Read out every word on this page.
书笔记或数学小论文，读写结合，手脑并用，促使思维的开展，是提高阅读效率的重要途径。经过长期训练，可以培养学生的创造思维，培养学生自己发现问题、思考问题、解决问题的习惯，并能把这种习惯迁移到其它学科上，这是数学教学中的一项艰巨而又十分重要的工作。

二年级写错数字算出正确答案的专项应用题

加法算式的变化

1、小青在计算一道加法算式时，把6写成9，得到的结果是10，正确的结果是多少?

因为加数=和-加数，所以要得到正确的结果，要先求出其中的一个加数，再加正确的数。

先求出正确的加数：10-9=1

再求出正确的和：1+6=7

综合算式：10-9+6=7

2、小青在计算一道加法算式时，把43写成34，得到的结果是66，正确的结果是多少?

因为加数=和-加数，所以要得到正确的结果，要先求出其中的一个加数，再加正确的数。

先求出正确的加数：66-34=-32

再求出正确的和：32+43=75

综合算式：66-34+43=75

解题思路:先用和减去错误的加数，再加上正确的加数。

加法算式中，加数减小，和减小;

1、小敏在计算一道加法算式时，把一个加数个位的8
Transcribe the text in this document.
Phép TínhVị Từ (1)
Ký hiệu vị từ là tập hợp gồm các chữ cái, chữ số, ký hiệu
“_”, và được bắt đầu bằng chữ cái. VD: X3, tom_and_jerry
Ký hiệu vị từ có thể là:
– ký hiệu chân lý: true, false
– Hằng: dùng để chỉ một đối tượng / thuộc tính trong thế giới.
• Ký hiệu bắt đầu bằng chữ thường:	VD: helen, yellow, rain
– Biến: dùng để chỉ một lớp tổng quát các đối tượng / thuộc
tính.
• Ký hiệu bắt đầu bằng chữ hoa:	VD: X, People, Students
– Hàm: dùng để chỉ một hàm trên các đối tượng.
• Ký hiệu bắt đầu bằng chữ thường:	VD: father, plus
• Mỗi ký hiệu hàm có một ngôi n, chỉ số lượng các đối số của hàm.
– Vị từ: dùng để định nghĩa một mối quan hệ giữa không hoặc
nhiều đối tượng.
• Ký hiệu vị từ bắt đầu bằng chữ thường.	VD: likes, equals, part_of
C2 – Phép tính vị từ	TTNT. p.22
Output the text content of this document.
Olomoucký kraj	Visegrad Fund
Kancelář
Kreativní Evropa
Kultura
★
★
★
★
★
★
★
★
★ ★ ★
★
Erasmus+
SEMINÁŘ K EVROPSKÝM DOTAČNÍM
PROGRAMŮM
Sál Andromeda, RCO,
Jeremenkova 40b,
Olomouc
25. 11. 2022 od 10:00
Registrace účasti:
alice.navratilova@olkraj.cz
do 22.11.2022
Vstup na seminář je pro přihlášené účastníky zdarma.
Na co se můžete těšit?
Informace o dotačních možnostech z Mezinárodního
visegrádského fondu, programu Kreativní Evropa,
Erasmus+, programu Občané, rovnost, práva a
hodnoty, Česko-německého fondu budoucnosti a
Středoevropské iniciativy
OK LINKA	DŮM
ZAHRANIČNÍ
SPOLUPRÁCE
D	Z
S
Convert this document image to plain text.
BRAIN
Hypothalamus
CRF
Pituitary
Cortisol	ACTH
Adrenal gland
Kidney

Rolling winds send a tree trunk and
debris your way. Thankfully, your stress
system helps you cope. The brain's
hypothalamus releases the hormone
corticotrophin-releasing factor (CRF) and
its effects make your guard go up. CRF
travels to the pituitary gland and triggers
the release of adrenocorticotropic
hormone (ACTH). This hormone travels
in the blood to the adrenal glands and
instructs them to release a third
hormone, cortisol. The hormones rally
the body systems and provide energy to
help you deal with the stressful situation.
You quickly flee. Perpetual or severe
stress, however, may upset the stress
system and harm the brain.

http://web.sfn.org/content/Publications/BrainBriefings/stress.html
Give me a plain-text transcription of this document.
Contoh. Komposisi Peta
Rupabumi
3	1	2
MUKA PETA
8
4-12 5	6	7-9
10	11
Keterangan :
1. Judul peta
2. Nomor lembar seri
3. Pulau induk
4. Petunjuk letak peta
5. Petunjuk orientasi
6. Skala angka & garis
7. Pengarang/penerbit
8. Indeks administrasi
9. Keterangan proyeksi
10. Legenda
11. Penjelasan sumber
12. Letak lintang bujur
------------
REQUIRED TASK »
From the line containing "Give me a plain-text" down to the final line of the data, write out every line exactly; both the first and last of these belong in your answer, and nothing else does.

TASK ANSWER »
Give me a plain-text transcription of this document.
Contoh. Komposisi Peta
Rupabumi
3	1	2
MUKA PETA
8
4-12 5	6	7-9
10	11
Keterangan :
1. Judul peta
2. Nomor lembar seri
3. Pulau induk
4. Petunjuk letak peta
5. Petunjuk orientasi
6. Skala angka & garis
7. Pengarang/penerbit
8. Indeks administrasi
9. Keterangan proyeksi
10. Legenda
11. Penjelasan sumber
12. Letak lintang bujur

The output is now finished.